*WORK INSTRUCTIONS*
Transcribe all the records with complete accuracy.

*TASK MATERIAL*

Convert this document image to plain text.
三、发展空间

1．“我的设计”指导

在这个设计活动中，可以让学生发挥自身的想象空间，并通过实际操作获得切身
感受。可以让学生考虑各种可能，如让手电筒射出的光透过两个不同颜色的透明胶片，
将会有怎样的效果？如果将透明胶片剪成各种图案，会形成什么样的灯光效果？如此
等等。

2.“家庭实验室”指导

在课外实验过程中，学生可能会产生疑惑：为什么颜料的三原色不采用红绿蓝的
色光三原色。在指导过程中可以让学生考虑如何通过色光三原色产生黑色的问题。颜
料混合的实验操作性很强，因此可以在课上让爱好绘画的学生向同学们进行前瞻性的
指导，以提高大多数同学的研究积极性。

*SOLUTION TO THIS PROBLEM*
Convert this document image to plain text.
三、发展空间

1．“我的设计”指导

在这个设计活动中，可以让学生发挥自身的想象空间，并通过实际操作获得切身
感受。可以让学生考虑各种可能，如让手电筒射出的光透过两个不同颜色的透明胶片，
将会有怎样的效果？如果将透明胶片剪成各种图案，会形成什么样的灯光效果？如此
等等。

2.“家庭实验室”指导

在课外实验过程中，学生可能会产生疑惑：为什么颜料的三原色不采用红绿蓝的
色光三原色。在指导过程中可以让学生考虑如何通过色光三原色产生黑色的问题。颜
料混合的实验操作性很强，因此可以在课上让爱好绘画的学生向同学们进行前瞻性的
指导，以提高大多数同学的研究积极性。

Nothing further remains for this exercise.